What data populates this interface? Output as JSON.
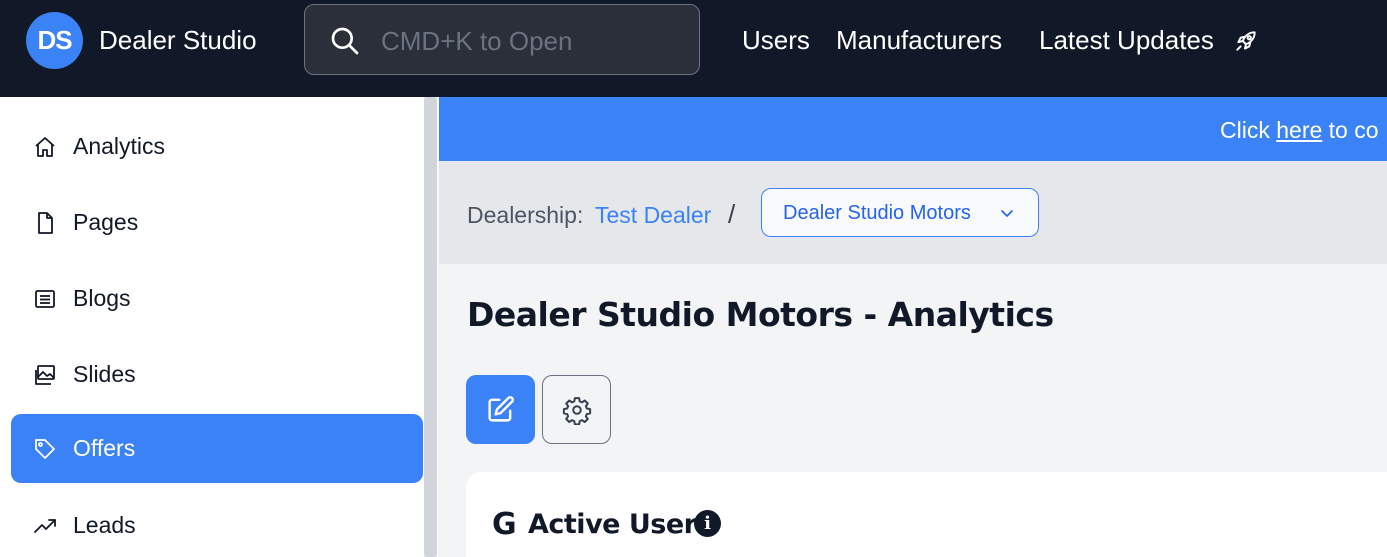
{
  "app": {
    "logo_text": "DS",
    "brand_name": "Dealer Studio"
  },
  "search": {
    "placeholder": "CMD+K to Open",
    "icon": "search-icon"
  },
  "topnav": {
    "users": "Users",
    "manufacturers": "Manufacturers",
    "latest_updates": "Latest Updates",
    "latest_updates_icon": "rocket-icon"
  },
  "sidebar": {
    "items": [
      {
        "label": "Analytics",
        "icon": "home-icon",
        "active": false
      },
      {
        "label": "Pages",
        "icon": "document-icon",
        "active": false
      },
      {
        "label": "Blogs",
        "icon": "newspaper-icon",
        "active": false
      },
      {
        "label": "Slides",
        "icon": "images-icon",
        "active": false
      },
      {
        "label": "Offers",
        "icon": "tag-icon",
        "active": true
      },
      {
        "label": "Leads",
        "icon": "trending-up-icon",
        "active": false
      }
    ]
  },
  "banner": {
    "prefix": "Click ",
    "link": "here",
    "suffix": " to co"
  },
  "breadcrumb": {
    "label": "Dealership:",
    "dealer_link": "Test Dealer",
    "separator": "/",
    "selected_site": "Dealer Studio Motors"
  },
  "main": {
    "page_title": "Dealer Studio Motors - Analytics",
    "card_title": "Active Users",
    "card_source_glyph": "G",
    "info_glyph": "i"
  },
  "colors": {
    "topbar": "#111827",
    "accent": "#3b82f6",
    "sidebar_bg": "#ffffff",
    "main_bg": "#f3f4f6"
  }
}
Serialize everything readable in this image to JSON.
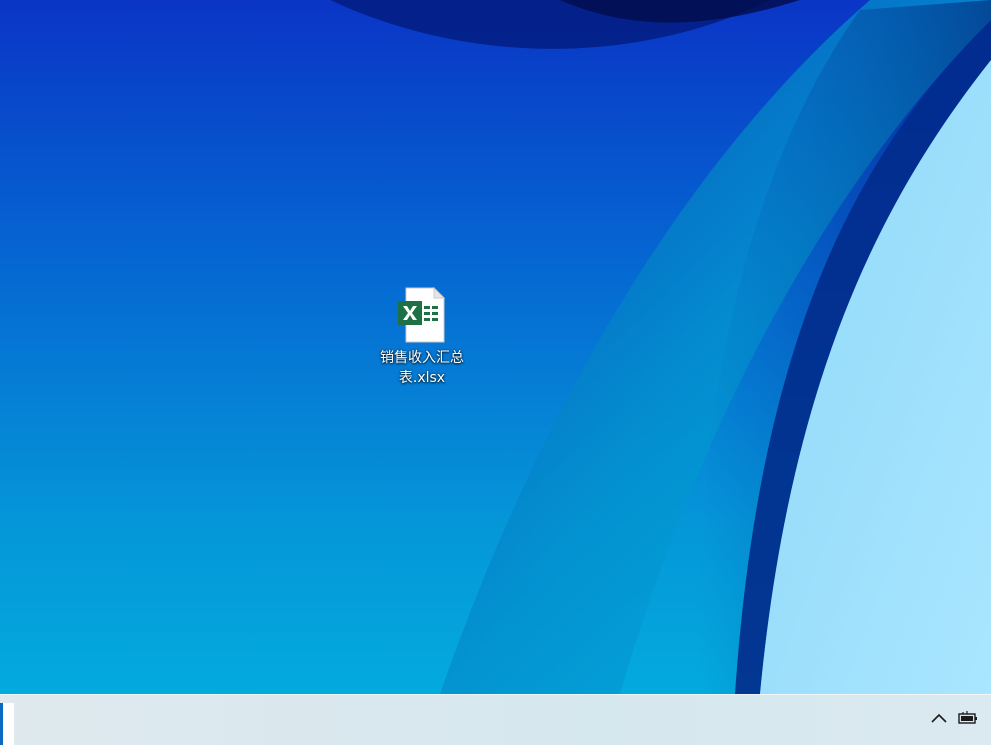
{
  "desktop": {
    "icons": [
      {
        "label": "销售收入汇总表.xlsx",
        "icon_name": "excel-file-icon",
        "brand_color": "#1e7145"
      }
    ]
  },
  "taskbar": {
    "tray": [
      {
        "icon_name": "chevron-up-icon"
      },
      {
        "icon_name": "battery-icon"
      }
    ]
  }
}
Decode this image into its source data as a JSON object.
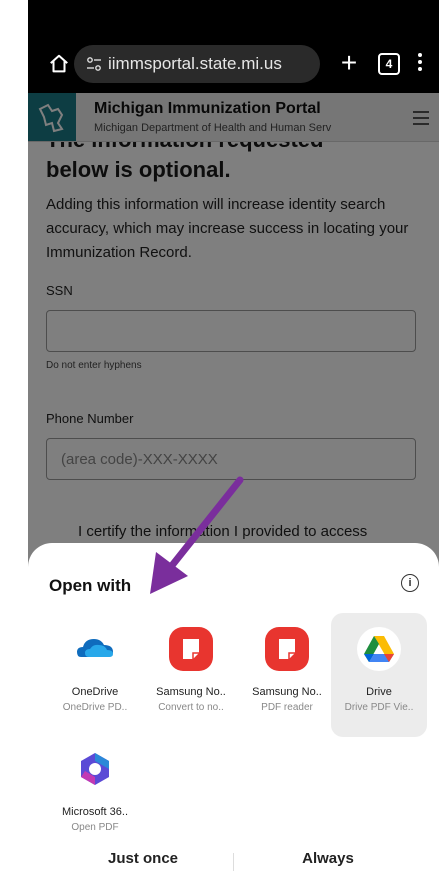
{
  "browser": {
    "url": "iimmsportal.state.mi.us",
    "tab_count": "4"
  },
  "site": {
    "title": "Michigan Immunization Portal",
    "subtitle": "Michigan Department of Health and Human Serv"
  },
  "form": {
    "clipped_heading": "The information requested",
    "heading": "below is optional.",
    "paragraph": "Adding this information will increase identity search accuracy, which may increase success in locating your Immunization Record.",
    "ssn_label": "SSN",
    "ssn_value": "",
    "ssn_hint": "Do not enter hyphens",
    "phone_label": "Phone Number",
    "phone_placeholder": "(area code)-XXX-XXXX",
    "certify_text": "I certify the information I provided to access"
  },
  "sheet": {
    "title": "Open with",
    "apps": [
      {
        "name": "OneDrive",
        "sub": "OneDrive PD.."
      },
      {
        "name": "Samsung No..",
        "sub": "Convert to no.."
      },
      {
        "name": "Samsung No..",
        "sub": "PDF reader"
      },
      {
        "name": "Drive",
        "sub": "Drive PDF Vie.."
      },
      {
        "name": "Microsoft 36..",
        "sub": "Open PDF"
      }
    ],
    "just_once": "Just once",
    "always": "Always"
  },
  "colors": {
    "arrow": "#7a2e9c",
    "samsung_notes": "#e8352f",
    "onedrive": "#0f6cbd",
    "portal_logo": "#1b7a86"
  }
}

──────────────────────────────

GIVEN INSTRUCTION.
Pictures don't belong in the copy. Restate all the entries exactly.

SOLVED PROBLEM.
What data populates this interface? Output as JSON.
{
  "app": {
    "logo_text": "DS",
    "brand_name": "Dealer Studio"
  },
  "search": {
    "placeholder": "CMD+K to Open",
    "icon": "search-icon"
  },
  "topnav": {
    "users": "Users",
    "manufacturers": "Manufacturers",
    "latest_updates": "Latest Updates",
    "latest_updates_icon": "rocket-icon"
  },
  "sidebar": {
    "items": [
      {
        "label": "Analytics",
        "icon": "home-icon",
        "active": false
      },
      {
        "label": "Pages",
        "icon": "document-icon",
        "active": false
      },
      {
        "label": "Blogs",
        "icon": "newspaper-icon",
        "active": false
      },
      {
        "label": "Slides",
        "icon": "images-icon",
        "active": false
      },
      {
        "label": "Offers",
        "icon": "tag-icon",
        "active": true
      },
      {
        "label": "Leads",
        "icon": "trending-up-icon",
        "active": false
      }
    ]
  },
  "banner": {
    "prefix": "Click ",
    "link": "here",
    "suffix": " to co"
  },
  "breadcrumb": {
    "label": "Dealership:",
    "dealer_link": "Test Dealer",
    "separator": "/",
    "selected_site": "Dealer Studio Motors"
  },
  "main": {
    "page_title": "Dealer Studio Motors - Analytics",
    "card_title": "Active Users",
    "card_source_glyph": "G",
    "info_glyph": "i"
  },
  "colors": {
    "topbar": "#111827",
    "accent": "#3b82f6",
    "sidebar_bg": "#ffffff",
    "main_bg": "#f3f4f6"
  }
}
Serialize everything readable in this image to JSON.
{
  "desktop": {
    "icons": [
      {
        "label": "销售收入汇总表.xlsx",
        "icon_name": "excel-file-icon",
        "brand_color": "#1e7145"
      }
    ]
  },
  "taskbar": {
    "tray": [
      {
        "icon_name": "chevron-up-icon"
      },
      {
        "icon_name": "battery-icon"
      }
    ]
  }
}
Decode this image into its source data as a JSON object.
{
  "browser": {
    "url": "iimmsportal.state.mi.us",
    "tab_count": "4"
  },
  "site": {
    "title": "Michigan Immunization Portal",
    "subtitle": "Michigan Department of Health and Human Serv"
  },
  "form": {
    "clipped_heading": "The information requested",
    "heading": "below is optional.",
    "paragraph": "Adding this information will increase identity search accuracy, which may increase success in locating your Immunization Record.",
    "ssn_label": "SSN",
    "ssn_value": "",
    "ssn_hint": "Do not enter hyphens",
    "phone_label": "Phone Number",
    "phone_placeholder": "(area code)-XXX-XXXX",
    "certify_text": "I certify the information I provided to access"
  },
  "sheet": {
    "title": "Open with",
    "apps": [
      {
        "name": "OneDrive",
        "sub": "OneDrive PD.."
      },
      {
        "name": "Samsung No..",
        "sub": "Convert to no.."
      },
      {
        "name": "Samsung No..",
        "sub": "PDF reader"
      },
      {
        "name": "Drive",
        "sub": "Drive PDF Vie.."
      },
      {
        "name": "Microsoft 36..",
        "sub": "Open PDF"
      }
    ],
    "just_once": "Just once",
    "always": "Always"
  },
  "colors": {
    "arrow": "#7a2e9c",
    "samsung_notes": "#e8352f",
    "onedrive": "#0f6cbd",
    "portal_logo": "#1b7a86"
  }
}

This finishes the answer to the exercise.